Convert the data, from its first line to the line with "data-point [254, 368, 262, 376]", into a Markdown table with the columns Row and Entry, numbering each line and leaving out blank lines.
Start of WORKING DATA
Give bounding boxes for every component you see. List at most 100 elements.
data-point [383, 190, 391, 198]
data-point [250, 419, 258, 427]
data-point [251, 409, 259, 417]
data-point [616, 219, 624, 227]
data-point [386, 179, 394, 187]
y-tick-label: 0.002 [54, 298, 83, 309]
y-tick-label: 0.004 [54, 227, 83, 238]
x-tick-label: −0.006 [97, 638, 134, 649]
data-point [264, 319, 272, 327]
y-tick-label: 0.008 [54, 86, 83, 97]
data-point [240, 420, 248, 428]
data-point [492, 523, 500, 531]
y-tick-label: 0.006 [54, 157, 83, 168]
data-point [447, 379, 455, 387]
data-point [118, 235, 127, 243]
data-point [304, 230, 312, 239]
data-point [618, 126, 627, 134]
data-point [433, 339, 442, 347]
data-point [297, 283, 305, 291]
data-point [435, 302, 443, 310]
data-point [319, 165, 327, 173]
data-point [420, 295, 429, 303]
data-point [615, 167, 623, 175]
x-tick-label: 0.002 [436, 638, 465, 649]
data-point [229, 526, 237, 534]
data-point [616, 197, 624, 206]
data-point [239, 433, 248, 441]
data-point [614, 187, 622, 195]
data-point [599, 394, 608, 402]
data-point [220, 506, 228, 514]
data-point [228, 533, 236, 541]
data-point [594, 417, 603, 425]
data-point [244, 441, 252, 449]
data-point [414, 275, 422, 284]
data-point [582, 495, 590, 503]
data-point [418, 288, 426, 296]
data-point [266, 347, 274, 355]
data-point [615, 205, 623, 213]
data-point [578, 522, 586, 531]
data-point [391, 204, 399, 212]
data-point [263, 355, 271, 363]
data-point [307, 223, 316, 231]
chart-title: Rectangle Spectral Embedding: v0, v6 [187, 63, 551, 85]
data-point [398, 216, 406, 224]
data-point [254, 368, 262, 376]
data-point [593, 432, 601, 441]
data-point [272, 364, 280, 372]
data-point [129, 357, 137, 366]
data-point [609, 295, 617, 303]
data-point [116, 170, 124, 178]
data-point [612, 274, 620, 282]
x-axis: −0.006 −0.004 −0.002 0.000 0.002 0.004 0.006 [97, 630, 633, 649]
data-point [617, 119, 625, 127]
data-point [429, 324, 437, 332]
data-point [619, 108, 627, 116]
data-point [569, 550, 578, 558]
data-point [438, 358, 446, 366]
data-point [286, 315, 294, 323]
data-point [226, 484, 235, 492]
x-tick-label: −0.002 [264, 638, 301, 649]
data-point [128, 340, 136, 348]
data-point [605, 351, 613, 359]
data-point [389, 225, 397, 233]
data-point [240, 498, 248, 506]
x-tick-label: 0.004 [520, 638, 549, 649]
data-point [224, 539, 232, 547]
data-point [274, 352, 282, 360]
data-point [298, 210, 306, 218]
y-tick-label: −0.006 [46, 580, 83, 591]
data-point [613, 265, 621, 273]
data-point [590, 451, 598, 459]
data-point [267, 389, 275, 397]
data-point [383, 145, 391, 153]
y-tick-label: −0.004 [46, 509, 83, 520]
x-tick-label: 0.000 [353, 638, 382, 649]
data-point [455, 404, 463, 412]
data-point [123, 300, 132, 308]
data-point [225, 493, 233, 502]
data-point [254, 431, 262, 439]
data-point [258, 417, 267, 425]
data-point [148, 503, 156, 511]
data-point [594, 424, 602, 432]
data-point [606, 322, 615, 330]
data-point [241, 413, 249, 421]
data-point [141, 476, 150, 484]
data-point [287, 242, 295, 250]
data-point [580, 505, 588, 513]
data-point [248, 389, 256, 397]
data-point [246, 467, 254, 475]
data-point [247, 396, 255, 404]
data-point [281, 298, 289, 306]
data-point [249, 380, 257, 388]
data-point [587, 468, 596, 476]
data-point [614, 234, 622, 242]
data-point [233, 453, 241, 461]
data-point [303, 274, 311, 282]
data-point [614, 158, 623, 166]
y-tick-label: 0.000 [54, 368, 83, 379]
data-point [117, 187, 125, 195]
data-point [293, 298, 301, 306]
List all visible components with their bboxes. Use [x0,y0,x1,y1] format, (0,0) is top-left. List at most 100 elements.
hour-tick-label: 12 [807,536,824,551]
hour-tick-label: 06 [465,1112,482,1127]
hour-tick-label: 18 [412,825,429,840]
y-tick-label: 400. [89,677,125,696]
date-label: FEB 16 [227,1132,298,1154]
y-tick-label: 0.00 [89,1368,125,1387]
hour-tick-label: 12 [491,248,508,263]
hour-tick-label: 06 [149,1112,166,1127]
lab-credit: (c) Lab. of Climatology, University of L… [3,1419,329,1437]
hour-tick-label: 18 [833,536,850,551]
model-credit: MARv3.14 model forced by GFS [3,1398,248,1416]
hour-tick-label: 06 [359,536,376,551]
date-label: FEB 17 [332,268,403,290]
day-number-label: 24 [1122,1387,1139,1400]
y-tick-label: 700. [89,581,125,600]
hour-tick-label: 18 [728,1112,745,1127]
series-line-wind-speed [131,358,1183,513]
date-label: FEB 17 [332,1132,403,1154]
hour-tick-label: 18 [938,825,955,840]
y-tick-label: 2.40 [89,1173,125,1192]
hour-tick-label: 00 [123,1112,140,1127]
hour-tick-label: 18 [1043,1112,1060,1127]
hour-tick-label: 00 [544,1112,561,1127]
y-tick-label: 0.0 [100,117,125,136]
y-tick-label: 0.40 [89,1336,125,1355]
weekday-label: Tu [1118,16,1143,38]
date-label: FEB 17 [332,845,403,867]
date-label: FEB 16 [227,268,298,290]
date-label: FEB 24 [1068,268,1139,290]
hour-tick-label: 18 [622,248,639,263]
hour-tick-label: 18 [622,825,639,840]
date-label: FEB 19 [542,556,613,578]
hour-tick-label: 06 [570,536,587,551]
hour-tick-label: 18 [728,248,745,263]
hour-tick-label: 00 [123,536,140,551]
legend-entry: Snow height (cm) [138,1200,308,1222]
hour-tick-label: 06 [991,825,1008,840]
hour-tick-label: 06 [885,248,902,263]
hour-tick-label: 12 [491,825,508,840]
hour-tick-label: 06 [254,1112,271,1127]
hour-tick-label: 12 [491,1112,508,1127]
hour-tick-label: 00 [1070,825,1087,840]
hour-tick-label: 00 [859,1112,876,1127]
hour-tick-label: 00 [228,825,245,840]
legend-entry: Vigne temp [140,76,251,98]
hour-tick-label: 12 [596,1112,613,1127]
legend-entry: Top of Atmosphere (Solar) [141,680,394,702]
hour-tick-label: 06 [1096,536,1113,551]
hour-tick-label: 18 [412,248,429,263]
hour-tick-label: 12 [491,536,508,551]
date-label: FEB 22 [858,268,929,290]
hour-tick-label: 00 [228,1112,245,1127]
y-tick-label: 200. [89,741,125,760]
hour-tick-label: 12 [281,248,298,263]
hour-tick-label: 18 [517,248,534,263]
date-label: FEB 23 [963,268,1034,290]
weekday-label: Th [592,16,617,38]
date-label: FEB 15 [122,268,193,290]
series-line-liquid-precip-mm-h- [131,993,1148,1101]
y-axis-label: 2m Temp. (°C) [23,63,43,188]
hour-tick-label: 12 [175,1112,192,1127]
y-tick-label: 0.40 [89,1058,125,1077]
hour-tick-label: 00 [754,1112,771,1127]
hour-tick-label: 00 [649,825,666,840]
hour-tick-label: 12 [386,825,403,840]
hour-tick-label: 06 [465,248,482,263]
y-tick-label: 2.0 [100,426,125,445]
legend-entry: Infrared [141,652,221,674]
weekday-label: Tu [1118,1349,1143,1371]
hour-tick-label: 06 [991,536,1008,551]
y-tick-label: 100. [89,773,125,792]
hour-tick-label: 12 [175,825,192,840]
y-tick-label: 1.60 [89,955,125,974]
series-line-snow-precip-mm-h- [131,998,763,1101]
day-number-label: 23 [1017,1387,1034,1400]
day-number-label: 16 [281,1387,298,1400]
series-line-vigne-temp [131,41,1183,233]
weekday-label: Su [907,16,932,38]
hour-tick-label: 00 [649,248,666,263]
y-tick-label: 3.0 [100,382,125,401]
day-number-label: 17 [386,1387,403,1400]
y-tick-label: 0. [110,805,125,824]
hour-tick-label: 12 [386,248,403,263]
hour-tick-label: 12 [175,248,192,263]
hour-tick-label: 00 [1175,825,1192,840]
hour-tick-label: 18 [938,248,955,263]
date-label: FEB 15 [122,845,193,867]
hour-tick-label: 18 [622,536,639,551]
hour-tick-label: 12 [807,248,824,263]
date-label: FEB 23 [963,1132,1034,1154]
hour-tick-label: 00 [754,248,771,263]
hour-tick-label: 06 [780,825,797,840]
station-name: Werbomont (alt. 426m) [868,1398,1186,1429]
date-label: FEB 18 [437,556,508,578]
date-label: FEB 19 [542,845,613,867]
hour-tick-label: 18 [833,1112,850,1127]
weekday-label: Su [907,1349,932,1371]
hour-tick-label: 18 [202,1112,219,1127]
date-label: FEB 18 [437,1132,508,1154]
End of WORKING DATA
» **RESULT OF THIS EXERCISE**
| Row | Entry |
|---|---|
| 1 | Give bounding boxes for every component you see. List at most 100 elements. |
| 2 | data-point [383, 190, 391, 198] |
| 3 | data-point [250, 419, 258, 427] |
| 4 | data-point [251, 409, 259, 417] |
| 5 | data-point [616, 219, 624, 227] |
| 6 | data-point [386, 179, 394, 187] |
| 7 | y-tick-label: 0.002 [54, 298, 83, 309] |
| 8 | y-tick-label: 0.004 [54, 227, 83, 238] |
| 9 | x-tick-label: −0.006 [97, 638, 134, 649] |
| 10 | data-point [264, 319, 272, 327] |
| 11 | y-tick-label: 0.008 [54, 86, 83, 97] |
| 12 | data-point [240, 420, 248, 428] |
| 13 | data-point [492, 523, 500, 531] |
| 14 | y-tick-label: 0.006 [54, 157, 83, 168] |
| 15 | data-point [447, 379, 455, 387] |
| 16 | data-point [118, 235, 127, 243] |
| 17 | data-point [304, 230, 312, 239] |
| 18 | data-point [618, 126, 627, 134] |
| 19 | data-point [433, 339, 442, 347] |
| 20 | data-point [297, 283, 305, 291] |
| 21 | data-point [435, 302, 443, 310] |
| 22 | data-point [319, 165, 327, 173] |
| 23 | data-point [420, 295, 429, 303] |
| 24 | data-point [615, 167, 623, 175] |
| 25 | x-tick-label: 0.002 [436, 638, 465, 649] |
| 26 | data-point [229, 526, 237, 534] |
| 27 | data-point [616, 197, 624, 206] |
| 28 | data-point [239, 433, 248, 441] |
| 29 | data-point [614, 187, 622, 195] |
| 30 | data-point [599, 394, 608, 402] |
| 31 | data-point [220, 506, 228, 514] |
| 32 | data-point [228, 533, 236, 541] |
| 33 | data-point [594, 417, 603, 425] |
| 34 | data-point [244, 441, 252, 449] |
| 35 | data-point [414, 275, 422, 284] |
| 36 | data-point [582, 495, 590, 503] |
| 37 | data-point [418, 288, 426, 296] |
| 38 | data-point [266, 347, 274, 355] |
| 39 | data-point [615, 205, 623, 213] |
| 40 | data-point [578, 522, 586, 531] |
| 41 | data-point [391, 204, 399, 212] |
| 42 | data-point [263, 355, 271, 363] |
| 43 | data-point [307, 223, 316, 231] |
| 44 | chart-title: Rectangle Spectral Embedding: v0, v6 [187, 63, 551, 85] |
| 45 | data-point [398, 216, 406, 224] |
| 46 | data-point [254, 368, 262, 376] |